(EXTRACTED INFORMATION):
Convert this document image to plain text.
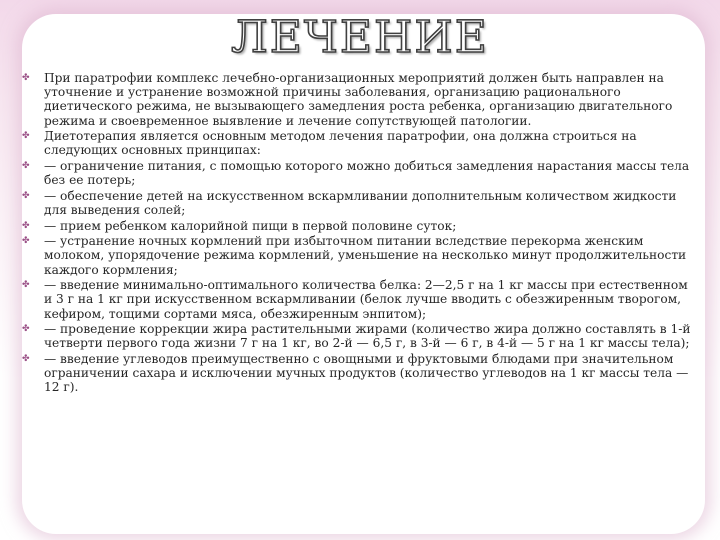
ЛЕЧЕНИЕ
✤ При паратрофии комплекс лечебно-организационных мероприятий должен быть направлен на уточнение и устранение возможной причины заболевания, организацию рационального диетического режима, не вызывающего замедления роста ребенка, организацию двигательного режима и своевременное выявление и лечение сопутствующей патологии.
✤ Диетотерапия является основным методом лечения паратрофии, она должна строиться на следующих основных принципах:
✤ — ограничение питания, с помощью которого можно добиться замедления нарастания массы тела без ее потерь;
✤ — обеспечение детей на искусственном вскармливании дополнительным количеством жидкости для выведения солей;
✤ — прием ребенком калорийной пищи в первой половине суток;
✤ — устранение ночных кормлений при избыточном питании вследствие перекорма женским молоком, упорядочение режима кормлений, уменьшение на несколько минут продолжительности каждого кормления;
✤ — введение минимально-оптимального количества белка: 2—2,5 г на 1 кг массы при естественном и 3 г на 1 кг при искусственном вскармливании (белок лучше вводить с обезжиренным творогом, кефиром, тощими сортами мяса, обезжиренным энпитом);
✤ — проведение коррекции жира растительными жирами (количество жира должно составлять в 1-й четверти первого года жизни 7 г на 1 кг, во 2-й — 6,5 г, в 3-й — 6 г, в 4-й — 5 г на 1 кг массы тела);
✤ — введение углеводов преимущественно с овощными и фруктовыми блюдами при значительном ограничении сахара и исключении мучных продуктов (количество углеводов на 1 кг массы тела — 12 г).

(GOAL OF THE EXERCISE): In your copy of the listing above, reproduce each line exactly and omit all pictures.

(EXERCISE RESULT):
Convert this document image to plain text.
ЛЕЧЕНИЕ
✤ При паратрофии комплекс лечебно-организационных мероприятий должен быть направлен на уточнение и устранение возможной причины заболевания, организацию рационального диетического режима, не вызывающего замедления роста ребенка, организацию двигательного режима и своевременное выявление и лечение сопутствующей патологии.
✤ Диетотерапия является основным методом лечения паратрофии, она должна строиться на следующих основных принципах:
✤ — ограничение питания, с помощью которого можно добиться замедления нарастания массы тела без ее потерь;
✤ — обеспечение детей на искусственном вскармливании дополнительным количеством жидкости для выведения солей;
✤ — прием ребенком калорийной пищи в первой половине суток;
✤ — устранение ночных кормлений при избыточном питании вследствие перекорма женским молоком, упорядочение режима кормлений, уменьшение на несколько минут продолжительности каждого кормления;
✤ — введение минимально-оптимального количества белка: 2—2,5 г на 1 кг массы при естественном и 3 г на 1 кг при искусственном вскармливании (белок лучше вводить с обезжиренным творогом, кефиром, тощими сортами мяса, обезжиренным энпитом);
✤ — проведение коррекции жира растительными жирами (количество жира должно составлять в 1-й четверти первого года жизни 7 г на 1 кг, во 2-й — 6,5 г, в 3-й — 6 г, в 4-й — 5 г на 1 кг массы тела);
✤ — введение углеводов преимущественно с овощными и фруктовыми блюдами при значительном ограничении сахара и исключении мучных продуктов (количество углеводов на 1 кг массы тела — 12 г).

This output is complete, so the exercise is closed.